## START Records for processing

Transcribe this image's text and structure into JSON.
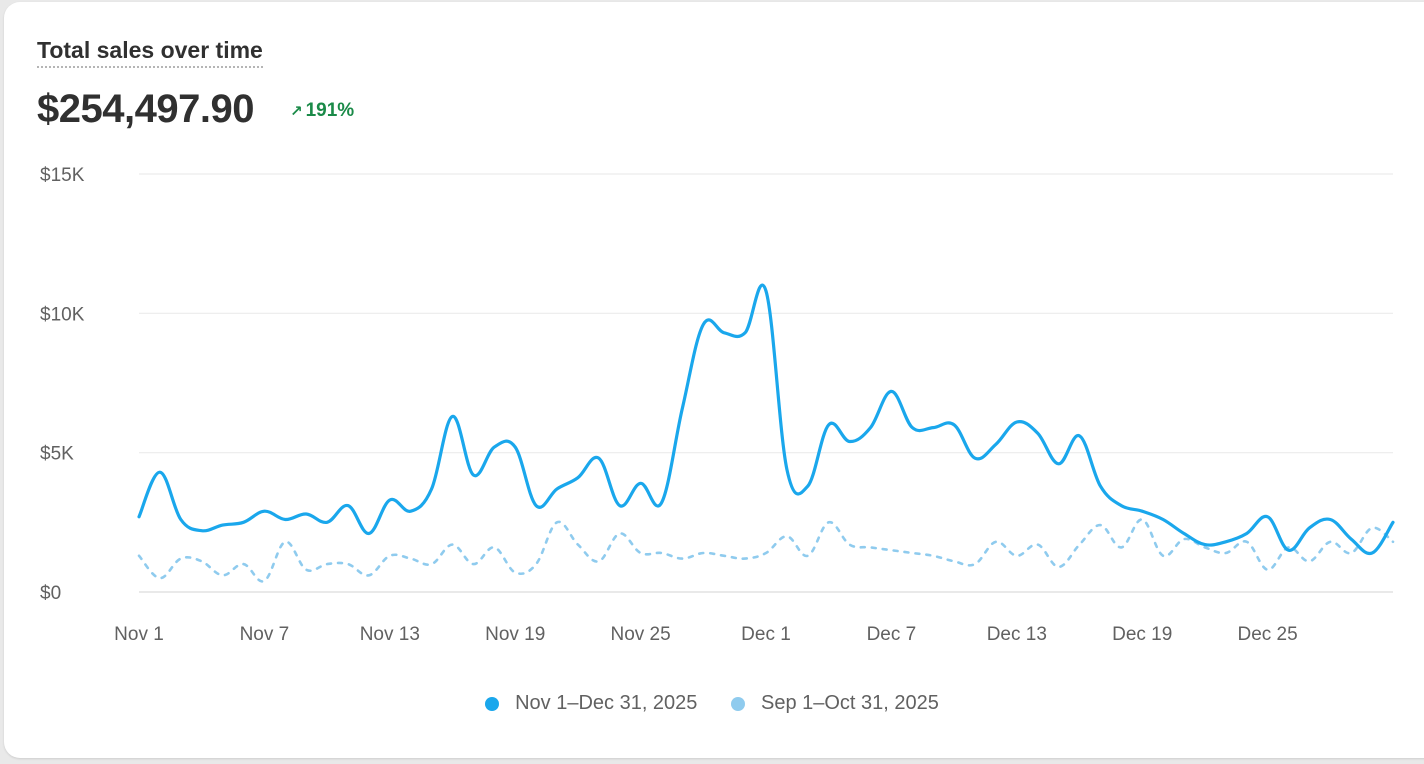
{
  "header": {
    "title": "Total sales over time",
    "total": "$254,497.90",
    "change_arrow": "↗",
    "change": "191%",
    "change_color": "#1a8a48"
  },
  "chart_data": {
    "type": "line",
    "title": "Total sales over time",
    "xlabel": "",
    "ylabel": "",
    "ylim": [
      0,
      15000
    ],
    "y_ticks": [
      "$0",
      "$5K",
      "$10K",
      "$15K"
    ],
    "y_tick_values": [
      0,
      5000,
      10000,
      15000
    ],
    "x_ticks": [
      "Nov 1",
      "Nov 7",
      "Nov 13",
      "Nov 19",
      "Nov 25",
      "Dec 1",
      "Dec 7",
      "Dec 13",
      "Dec 19",
      "Dec 25"
    ],
    "x_tick_index": [
      0,
      6,
      12,
      18,
      24,
      30,
      36,
      42,
      48,
      54
    ],
    "grid": true,
    "legend_position": "bottom-center",
    "series": [
      {
        "name": "Nov 1–Dec 31, 2025",
        "color": "#1aa7ec",
        "style": "solid",
        "values": [
          2700,
          4300,
          2600,
          2200,
          2400,
          2500,
          2900,
          2600,
          2800,
          2500,
          3100,
          2100,
          3300,
          2900,
          3700,
          6300,
          4200,
          5200,
          5200,
          3100,
          3700,
          4100,
          4800,
          3100,
          3900,
          3200,
          6600,
          9600,
          9300,
          9300,
          10800,
          4400,
          3800,
          6000,
          5400,
          5900,
          7200,
          5900,
          5900,
          6000,
          4800,
          5300,
          6100,
          5700,
          4600,
          5600,
          3800,
          3100,
          2900,
          2600,
          2100,
          1700,
          1800,
          2100,
          2700,
          1500,
          2300,
          2600,
          1900,
          1400,
          2500
        ]
      },
      {
        "name": "Sep 1–Oct 31, 2025",
        "color": "#8fcbee",
        "style": "dashed",
        "values": [
          1300,
          500,
          1200,
          1100,
          600,
          1000,
          400,
          1800,
          800,
          1000,
          1000,
          600,
          1300,
          1200,
          1000,
          1700,
          1000,
          1600,
          700,
          1000,
          2500,
          1700,
          1100,
          2100,
          1400,
          1400,
          1200,
          1400,
          1300,
          1200,
          1400,
          2000,
          1300,
          2500,
          1700,
          1600,
          1500,
          1400,
          1300,
          1100,
          1000,
          1800,
          1300,
          1700,
          900,
          1700,
          2400,
          1600,
          2600,
          1300,
          1900,
          1600,
          1400,
          1800,
          800,
          1600,
          1100,
          1800,
          1400,
          2300,
          1800
        ]
      }
    ]
  }
}
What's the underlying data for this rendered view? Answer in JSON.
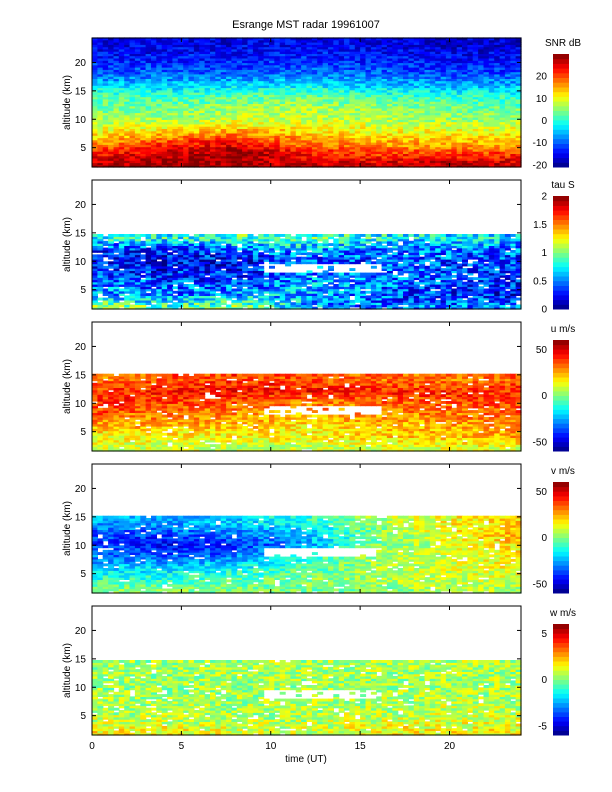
{
  "chart_data": {
    "type": "heatmap",
    "title": "Esrange MST radar 19961007",
    "xlabel": "time (UT)",
    "xlim": [
      0,
      24
    ],
    "xticks": [
      0,
      5,
      10,
      15,
      20
    ],
    "ylim": [
      1.6,
      24.3
    ],
    "yticks": [
      5,
      10,
      15,
      20
    ],
    "grid_times": [
      0,
      4,
      8,
      12,
      16,
      20,
      24
    ],
    "grid_altitudes": [
      2,
      4,
      6,
      8,
      10,
      12,
      14,
      16,
      18,
      20,
      22,
      24
    ],
    "panels": [
      {
        "name": "snr",
        "ylabel": "altitude (km)",
        "colorbar_label": "SNR dB",
        "clim": [
          -21,
          30
        ],
        "cticks": [
          -20,
          -10,
          0,
          10,
          20
        ],
        "data_top_km": 24.3,
        "values": [
          [
            27,
            28,
            28,
            26,
            26,
            27,
            27
          ],
          [
            22,
            26,
            29,
            22,
            20,
            20,
            20
          ],
          [
            15,
            20,
            23,
            16,
            15,
            14,
            14
          ],
          [
            10,
            12,
            14,
            12,
            10,
            10,
            10
          ],
          [
            6,
            6,
            8,
            8,
            7,
            6,
            6
          ],
          [
            4,
            4,
            6,
            7,
            5,
            4,
            3
          ],
          [
            2,
            1,
            2,
            3,
            1,
            0,
            0
          ],
          [
            -4,
            -5,
            -4,
            -3,
            -5,
            -6,
            -6
          ],
          [
            -10,
            -10,
            -10,
            -9,
            -10,
            -11,
            -11
          ],
          [
            -13,
            -13,
            -13,
            -12,
            -13,
            -14,
            -14
          ],
          [
            -15,
            -15,
            -15,
            -14,
            -15,
            -16,
            -16
          ],
          [
            -16,
            -16,
            -16,
            -15,
            -16,
            -17,
            -17
          ]
        ]
      },
      {
        "name": "tau",
        "ylabel": "altitude (km)",
        "colorbar_label": "tau S",
        "clim": [
          0,
          2
        ],
        "cticks": [
          0,
          0.5,
          1,
          1.5,
          2
        ],
        "data_top_km": 14.8,
        "values": [
          [
            1.0,
            0.9,
            1.0,
            0.6,
            0.5,
            0.5,
            0.5
          ],
          [
            0.6,
            0.5,
            0.6,
            0.6,
            0.4,
            0.3,
            0.3
          ],
          [
            0.5,
            0.4,
            0.4,
            0.6,
            0.5,
            0.4,
            0.3
          ],
          [
            0.4,
            0.3,
            0.3,
            0.5,
            0.5,
            0.4,
            0.3
          ],
          [
            0.3,
            0.2,
            0.25,
            0.4,
            0.4,
            0.4,
            0.35
          ],
          [
            0.4,
            0.3,
            0.5,
            0.6,
            0.5,
            0.5,
            0.5
          ],
          [
            0.8,
            0.8,
            0.9,
            0.9,
            0.8,
            0.7,
            0.7
          ]
        ]
      },
      {
        "name": "u",
        "ylabel": "altitude (km)",
        "colorbar_label": "u m/s",
        "clim": [
          -60,
          60
        ],
        "cticks": [
          -50,
          0,
          50
        ],
        "data_top_km": 14.8,
        "values": [
          [
            10,
            10,
            8,
            8,
            10,
            12,
            12
          ],
          [
            15,
            15,
            15,
            15,
            20,
            22,
            25
          ],
          [
            25,
            25,
            22,
            18,
            22,
            25,
            30
          ],
          [
            35,
            30,
            28,
            25,
            28,
            30,
            35
          ],
          [
            40,
            38,
            35,
            30,
            32,
            35,
            40
          ],
          [
            40,
            42,
            45,
            45,
            42,
            40,
            40
          ],
          [
            30,
            35,
            38,
            35,
            32,
            30,
            35
          ]
        ]
      },
      {
        "name": "v",
        "ylabel": "altitude (km)",
        "colorbar_label": "v m/s",
        "clim": [
          -60,
          60
        ],
        "cticks": [
          -50,
          0,
          50
        ],
        "data_top_km": 14.8,
        "values": [
          [
            0,
            0,
            0,
            0,
            0,
            5,
            5
          ],
          [
            -10,
            -10,
            -5,
            0,
            5,
            10,
            10
          ],
          [
            -20,
            -20,
            -15,
            -5,
            5,
            10,
            15
          ],
          [
            -30,
            -35,
            -30,
            -10,
            5,
            10,
            15
          ],
          [
            -40,
            -45,
            -40,
            -25,
            0,
            10,
            20
          ],
          [
            -35,
            -35,
            -30,
            -20,
            0,
            15,
            25
          ],
          [
            -25,
            -25,
            -20,
            -10,
            5,
            15,
            20
          ]
        ]
      },
      {
        "name": "w",
        "ylabel": "altitude (km)",
        "colorbar_label": "w m/s",
        "clim": [
          -6,
          6
        ],
        "cticks": [
          -5,
          0,
          5
        ],
        "data_top_km": 14.8,
        "values": [
          [
            1.5,
            1.5,
            1.2,
            1.0,
            1.5,
            1.5,
            1.5
          ],
          [
            0.8,
            0.8,
            0.6,
            0.6,
            1.0,
            1.0,
            1.0
          ],
          [
            0.5,
            0.5,
            0.5,
            0.5,
            0.6,
            0.8,
            0.8
          ],
          [
            0.4,
            0.4,
            0.4,
            0.5,
            0.5,
            0.6,
            0.6
          ],
          [
            0.3,
            0.3,
            0.4,
            0.5,
            0.5,
            0.5,
            0.5
          ],
          [
            0.3,
            0.3,
            0.5,
            0.5,
            0.5,
            0.5,
            0.5
          ],
          [
            0.4,
            0.4,
            0.5,
            0.5,
            0.5,
            0.5,
            0.5
          ]
        ]
      }
    ],
    "missing_regions": [
      {
        "panels": [
          "tau",
          "u",
          "v",
          "w"
        ],
        "time": [
          9.5,
          16
        ],
        "altitude": [
          8,
          9.5
        ]
      }
    ]
  }
}
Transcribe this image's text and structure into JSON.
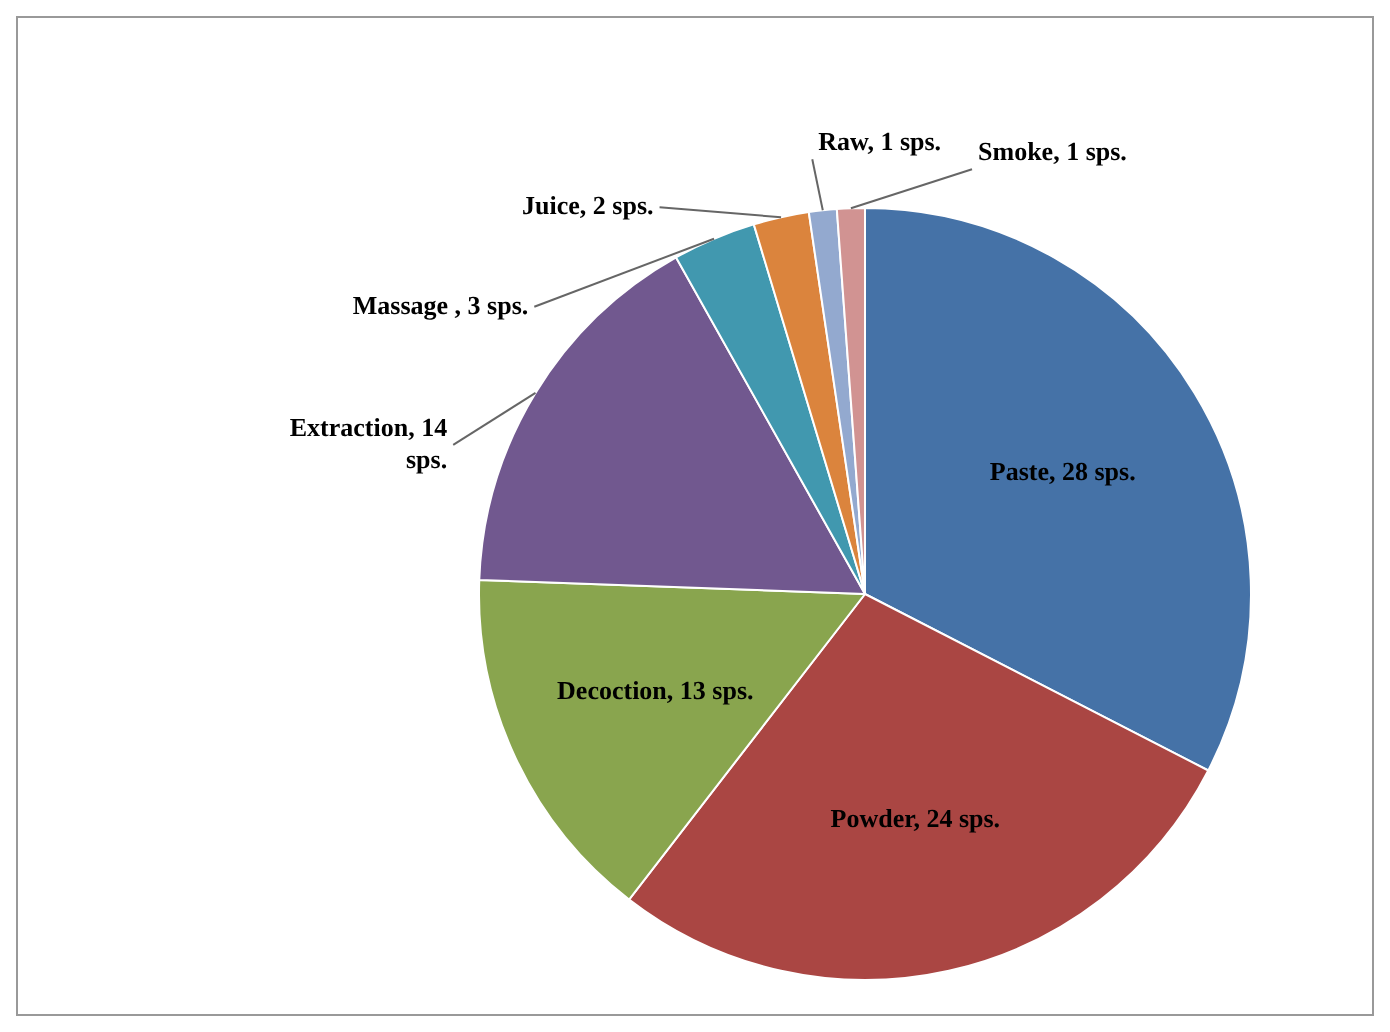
{
  "chart_data": {
    "type": "pie",
    "categories": [
      "Paste",
      "Powder",
      "Decoction",
      "Extraction",
      "Massage ",
      "Juice",
      "Raw",
      "Smoke"
    ],
    "values": [
      28,
      24,
      13,
      14,
      3,
      2,
      1,
      1
    ],
    "colors": [
      "#4572a7",
      "#aa4643",
      "#89a54e",
      "#71588f",
      "#4198af",
      "#db843d",
      "#93a9cf",
      "#d19392"
    ],
    "value_labels": [
      "28 sps.",
      "24 sps.",
      "13 sps.",
      "14 sps.",
      "3 sps.",
      "2 sps.",
      "1 sps.",
      "1 sps."
    ],
    "legend": false
  }
}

## END Records for processing

Given instruction.
Only a number is needed: how many lines of the material above contain "name"?

Result for this exercise.
7